# WRITTEN PROBLEM
Below are the entries; count the lines in them that contain the word "text" and give only the number.

# SUPPLIED MATERIAL
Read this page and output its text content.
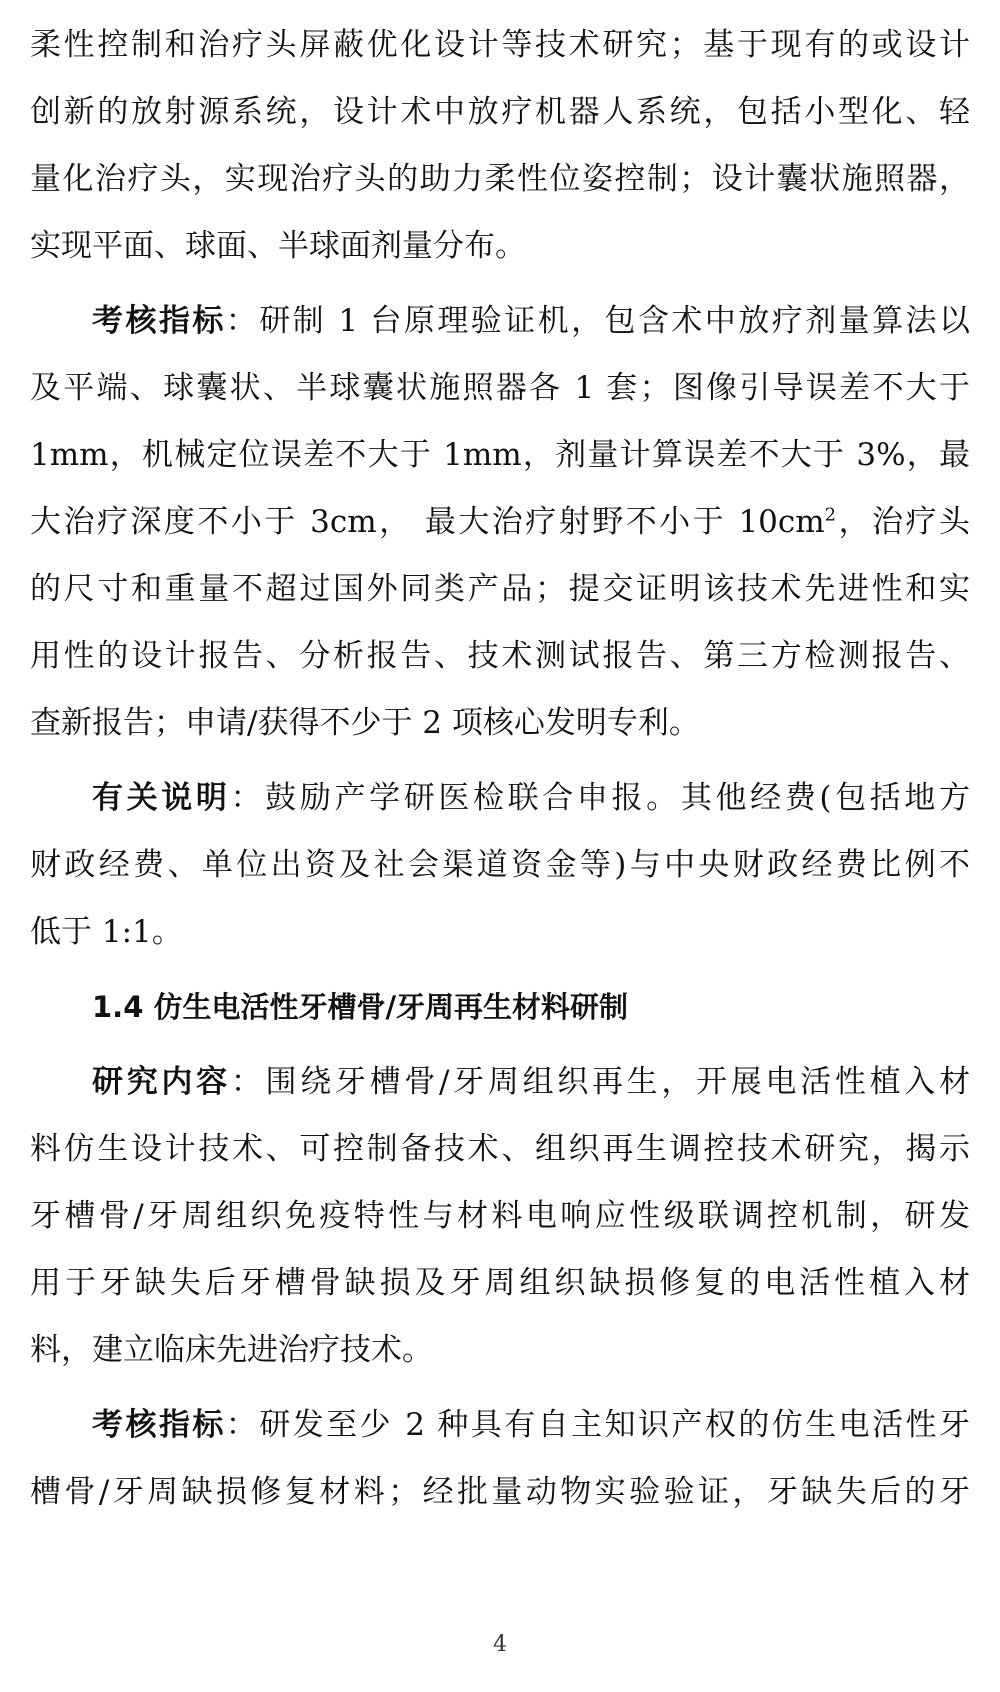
柔性控制和治疗头屏蔽优化设计等技术研究；基于现有的或设计
创新的放射源系统，设计术中放疗机器人系统，包括小型化、轻
量化治疗头，实现治疗头的助力柔性位姿控制；设计囊状施照器，
实现平面、球面、半球面剂量分布。
考核指标：研制 1 台原理验证机，包含术中放疗剂量算法以
及平端、球囊状、半球囊状施照器各 1 套；图像引导误差不大于
1mm，机械定位误差不大于 1mm，剂量计算误差不大于 3%，最
大治疗深度不小于 3cm， 最大治疗射野不小于 $10cm^2$，治疗头
的尺寸和重量不超过国外同类产品；提交证明该技术先进性和实
用性的设计报告、分析报告、技术测试报告、第三方检测报告、
查新报告；申请/获得不少于 2 项核心发明专利。
有关说明：鼓励产学研医检联合申报。其他经费(包括地方
财政经费、单位出资及社会渠道资金等)与中央财政经费比例不
低于 1:1。
1.4 仿生电活性牙槽骨/牙周再生材料研制
研究内容：围绕牙槽骨/牙周组织再生，开展电活性植入材
料仿生设计技术、可控制备技术、组织再生调控技术研究，揭示
牙槽骨/牙周组织免疫特性与材料电响应性级联调控机制，研发
用于牙缺失后牙槽骨缺损及牙周组织缺损修复的电活性植入材
料，建立临床先进治疗技术。
考核指标：研发至少 2 种具有自主知识产权的仿生电活性牙
槽骨/牙周缺损修复材料；经批量动物实验验证，牙缺失后的牙
4
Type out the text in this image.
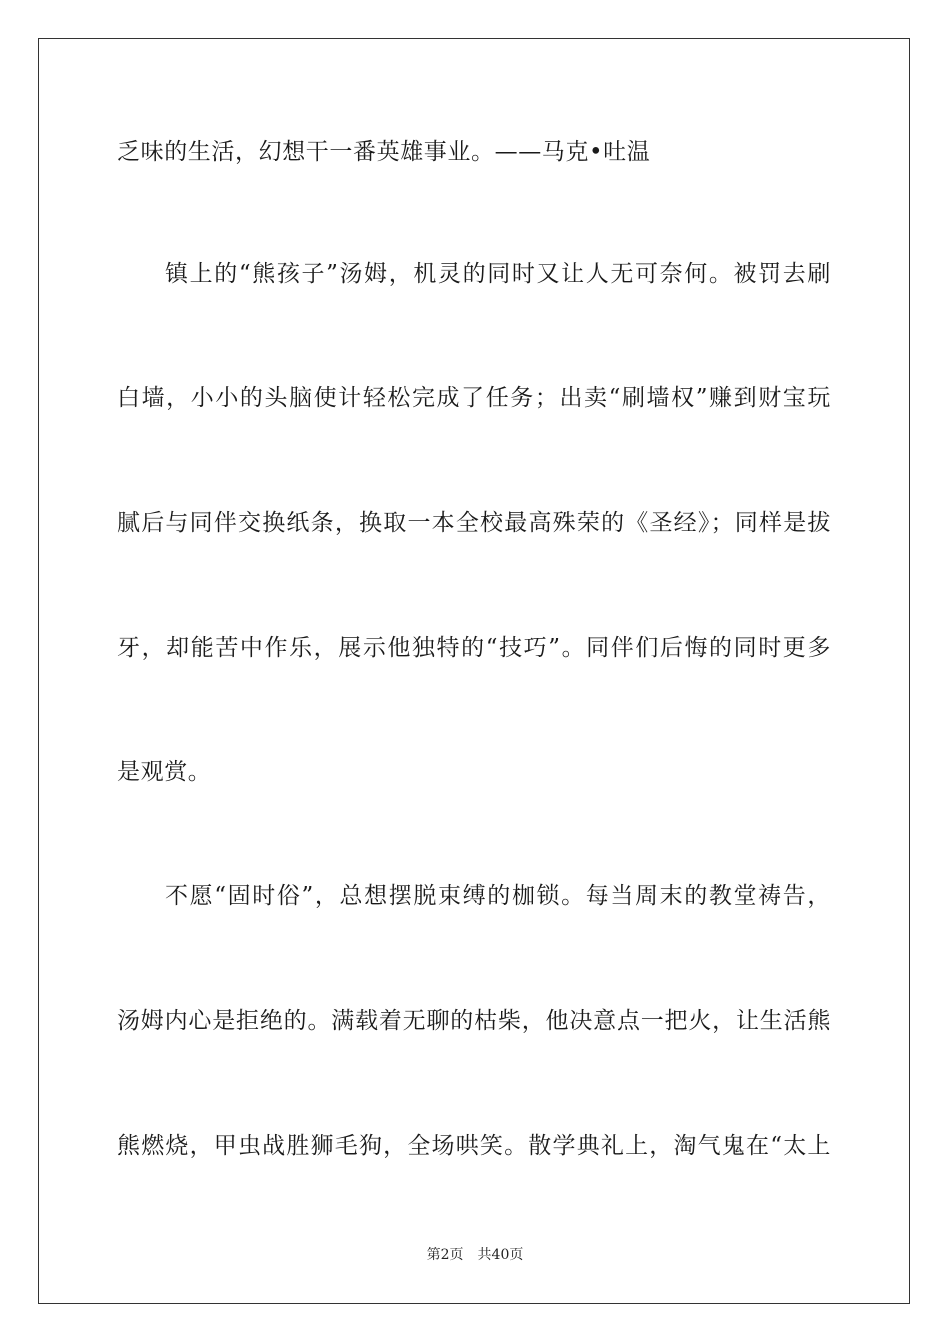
乏味的生活，幻想干一番英雄事业。——马克•吐温
镇上的“熊孩子”汤姆，机灵的同时又让人无可奈何。被罚去刷
白墙，小小的头脑使计轻松完成了任务；出卖“刷墙权”赚到财宝玩
腻后与同伴交换纸条，换取一本全校最高殊荣的《圣经》；同样是拔
牙，却能苦中作乐，展示他独特的“技巧”。同伴们后悔的同时更多
是观赏。
不愿“固时俗”，总想摆脱束缚的枷锁。每当周末的教堂祷告，
汤姆内心是拒绝的。满载着无聊的枯柴，他决意点一把火，让生活熊
熊燃烧，甲虫战胜狮毛狗，全场哄笑。散学典礼上，淘气鬼在“太上
第2页 共40页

# TASK OUTPUT
2